Layout annotation data
════════

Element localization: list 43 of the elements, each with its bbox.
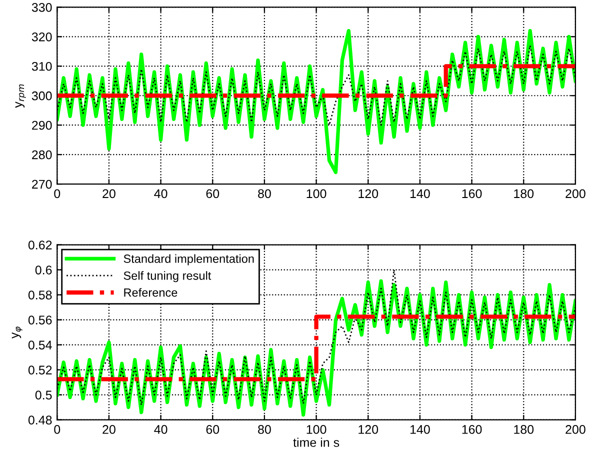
x-tick-label: 0 xyxy=(54,425,60,434)
x-tick-label: 180 xyxy=(514,189,534,198)
x-tick-label: 80 xyxy=(258,189,271,198)
legend-label: Reference xyxy=(124,288,178,297)
y-tick-label: 310 xyxy=(32,62,52,71)
x-tick-label: 60 xyxy=(206,189,220,198)
x-tick-label: 200 xyxy=(566,425,586,434)
x-tick-label: 100 xyxy=(306,425,326,434)
x-tick-label: 160 xyxy=(462,425,482,434)
x-tick-label: 40 xyxy=(154,189,168,198)
y-axis-title: y$_{rpm}$ xyxy=(15,84,26,108)
y-tick-label: 290 xyxy=(32,120,52,130)
x-tick-label: 100 xyxy=(306,189,326,198)
y-tick-label: 0.54 xyxy=(28,340,52,350)
x-tick-label: 40 xyxy=(154,425,168,434)
x-tick-label: 140 xyxy=(410,189,430,198)
x-tick-label: 60 xyxy=(206,425,220,434)
y-tick-label: 0.56 xyxy=(28,316,52,324)
y-tick-label: 0.62 xyxy=(28,240,52,250)
y-tick-label: 0.52 xyxy=(28,366,52,374)
y-tick-label: 270 xyxy=(32,180,52,189)
x-axis-title: time in s xyxy=(293,438,340,447)
x-tick-label: 20 xyxy=(102,189,116,198)
x-tick-label: 20 xyxy=(102,425,116,434)
y-axis-title: y$_{φ}$ xyxy=(12,326,22,339)
x-tick-label: 80 xyxy=(258,425,271,434)
x-tick-label: 120 xyxy=(358,189,378,198)
y-tick-label: 0.6 xyxy=(35,266,52,274)
x-tick-label: 200 xyxy=(566,189,586,198)
y-tick-label: 0.5 xyxy=(35,390,52,400)
x-tick-label: 180 xyxy=(514,425,534,434)
x-tick-label: 160 xyxy=(462,189,482,198)
y-tick-label: 300 xyxy=(32,91,52,100)
y-tick-label: 0.58 xyxy=(28,290,52,300)
x-tick-label: 0 xyxy=(54,189,60,198)
y-tick-label: 330 xyxy=(32,3,52,12)
x-tick-label: 140 xyxy=(410,425,430,434)
x-tick-label: 120 xyxy=(358,425,378,434)
legend-label: Self tuning result xyxy=(124,271,212,282)
legend-label: Standard implementation xyxy=(124,254,254,266)
y-tick-label: 320 xyxy=(32,32,52,42)
y-tick-label: 0.48 xyxy=(28,416,52,424)
y-tick-label: 280 xyxy=(32,150,52,160)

════════

**JOB:** Rewrite the lines from the one containing "x-tick-label: 0 xyxy=(54,425,60,434)" through the one containing "y-tick-label: 0.62 xyxy=(28,240,52,250)", replacing "Reference" with "Ground truth" and leaving everything else unchanged.

**WRITTEN ANSWER:**
x-tick-label: 0 xyxy=(54,425,60,434)
x-tick-label: 180 xyxy=(514,189,534,198)
x-tick-label: 80 xyxy=(258,189,271,198)
legend-label: Ground truth xyxy=(124,288,178,297)
y-tick-label: 310 xyxy=(32,62,52,71)
x-tick-label: 60 xyxy=(206,189,220,198)
x-tick-label: 200 xyxy=(566,425,586,434)
x-tick-label: 100 xyxy=(306,425,326,434)
x-tick-label: 160 xyxy=(462,425,482,434)
x-tick-label: 40 xyxy=(154,189,168,198)
y-axis-title: y$_{rpm}$ xyxy=(15,84,26,108)
y-tick-label: 290 xyxy=(32,120,52,130)
x-tick-label: 100 xyxy=(306,189,326,198)
y-tick-label: 0.54 xyxy=(28,340,52,350)
x-tick-label: 40 xyxy=(154,425,168,434)
x-tick-label: 140 xyxy=(410,189,430,198)
x-tick-label: 60 xyxy=(206,425,220,434)
y-tick-label: 0.56 xyxy=(28,316,52,324)
y-tick-label: 0.62 xyxy=(28,240,52,250)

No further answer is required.